** START OF Supplied entries **

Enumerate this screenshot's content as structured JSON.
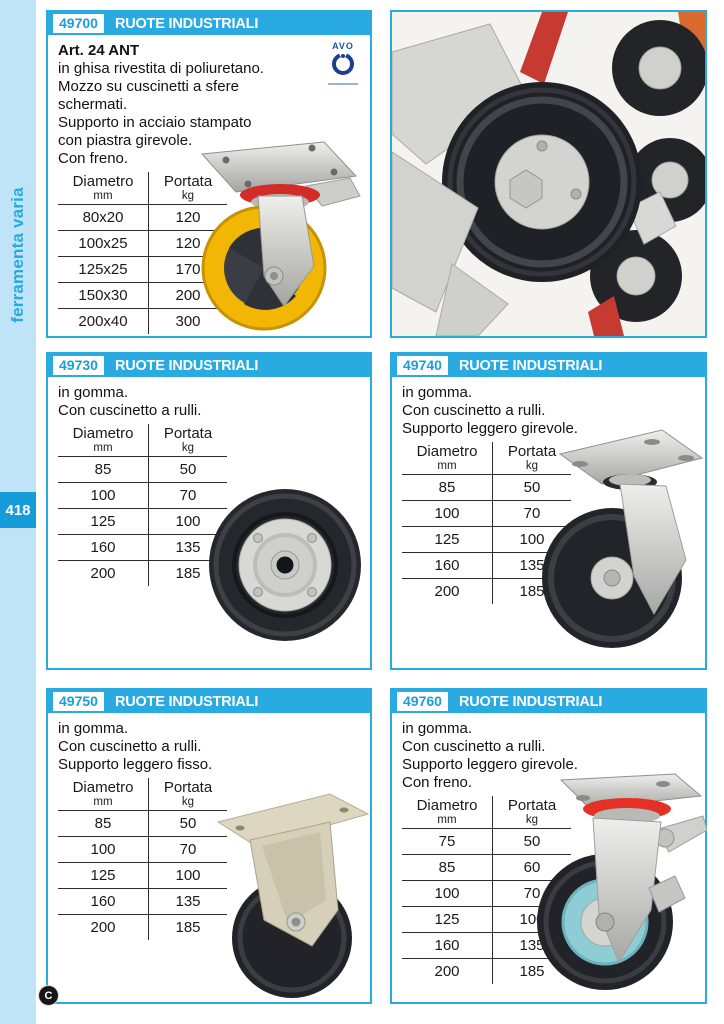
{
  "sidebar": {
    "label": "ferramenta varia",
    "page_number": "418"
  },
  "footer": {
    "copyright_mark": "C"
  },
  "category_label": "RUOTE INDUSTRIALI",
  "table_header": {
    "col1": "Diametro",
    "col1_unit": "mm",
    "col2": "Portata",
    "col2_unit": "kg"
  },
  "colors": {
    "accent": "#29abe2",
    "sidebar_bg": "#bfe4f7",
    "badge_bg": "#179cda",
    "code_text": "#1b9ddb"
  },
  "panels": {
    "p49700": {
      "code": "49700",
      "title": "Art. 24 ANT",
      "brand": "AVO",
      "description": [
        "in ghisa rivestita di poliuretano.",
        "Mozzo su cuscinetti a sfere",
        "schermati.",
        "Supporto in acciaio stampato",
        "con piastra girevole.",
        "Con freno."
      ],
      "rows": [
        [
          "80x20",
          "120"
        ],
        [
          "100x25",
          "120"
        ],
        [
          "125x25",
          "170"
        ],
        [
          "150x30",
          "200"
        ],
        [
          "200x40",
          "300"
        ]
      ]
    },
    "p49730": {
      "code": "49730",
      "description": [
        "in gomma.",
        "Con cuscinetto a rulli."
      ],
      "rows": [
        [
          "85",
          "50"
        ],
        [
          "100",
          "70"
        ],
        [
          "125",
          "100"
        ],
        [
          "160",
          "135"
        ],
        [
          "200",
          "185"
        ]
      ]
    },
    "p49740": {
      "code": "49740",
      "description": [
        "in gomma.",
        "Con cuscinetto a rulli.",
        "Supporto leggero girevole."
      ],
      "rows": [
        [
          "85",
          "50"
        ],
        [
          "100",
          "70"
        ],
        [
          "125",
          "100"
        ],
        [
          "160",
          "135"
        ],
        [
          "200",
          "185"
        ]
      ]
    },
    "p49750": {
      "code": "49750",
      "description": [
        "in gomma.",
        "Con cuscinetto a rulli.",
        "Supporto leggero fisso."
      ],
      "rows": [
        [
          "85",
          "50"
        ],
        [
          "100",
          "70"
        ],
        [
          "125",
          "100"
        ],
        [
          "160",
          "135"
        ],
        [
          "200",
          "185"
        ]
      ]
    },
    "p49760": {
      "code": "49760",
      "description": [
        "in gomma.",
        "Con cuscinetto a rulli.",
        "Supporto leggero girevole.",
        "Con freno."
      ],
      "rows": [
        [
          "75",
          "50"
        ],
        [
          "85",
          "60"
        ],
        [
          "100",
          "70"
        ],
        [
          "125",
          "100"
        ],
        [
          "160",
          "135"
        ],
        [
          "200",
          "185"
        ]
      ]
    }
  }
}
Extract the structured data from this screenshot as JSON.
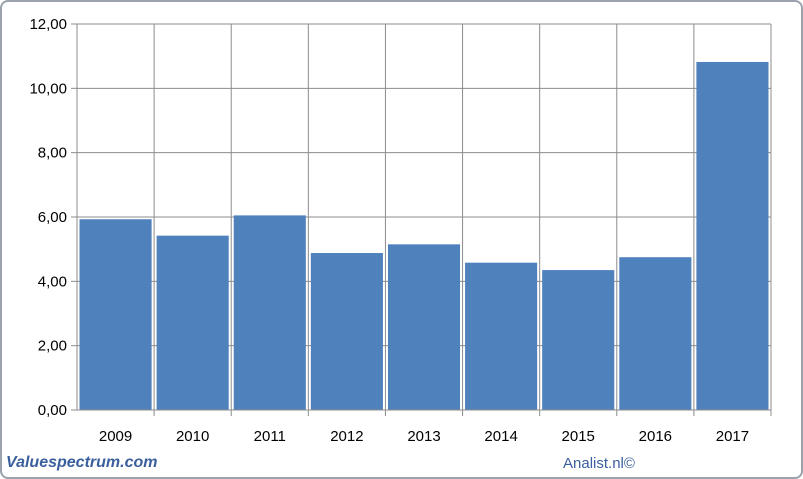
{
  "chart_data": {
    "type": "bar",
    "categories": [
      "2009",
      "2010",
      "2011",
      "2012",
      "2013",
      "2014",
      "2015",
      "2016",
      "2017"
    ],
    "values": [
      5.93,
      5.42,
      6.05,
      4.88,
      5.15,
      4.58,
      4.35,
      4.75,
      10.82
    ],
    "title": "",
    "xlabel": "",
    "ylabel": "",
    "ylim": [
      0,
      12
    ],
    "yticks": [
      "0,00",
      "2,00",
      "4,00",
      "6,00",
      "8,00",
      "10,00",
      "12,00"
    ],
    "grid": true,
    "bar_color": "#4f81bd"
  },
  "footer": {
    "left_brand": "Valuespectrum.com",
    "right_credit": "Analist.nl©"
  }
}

** END OF Supplied entries **

__The exercise__:
Copy every line of the listing where the word "JSON" appears.

__Problem solution__:
Enumerate this screenshot's content as structured JSON.
Extract the structured data from this screenshot as JSON.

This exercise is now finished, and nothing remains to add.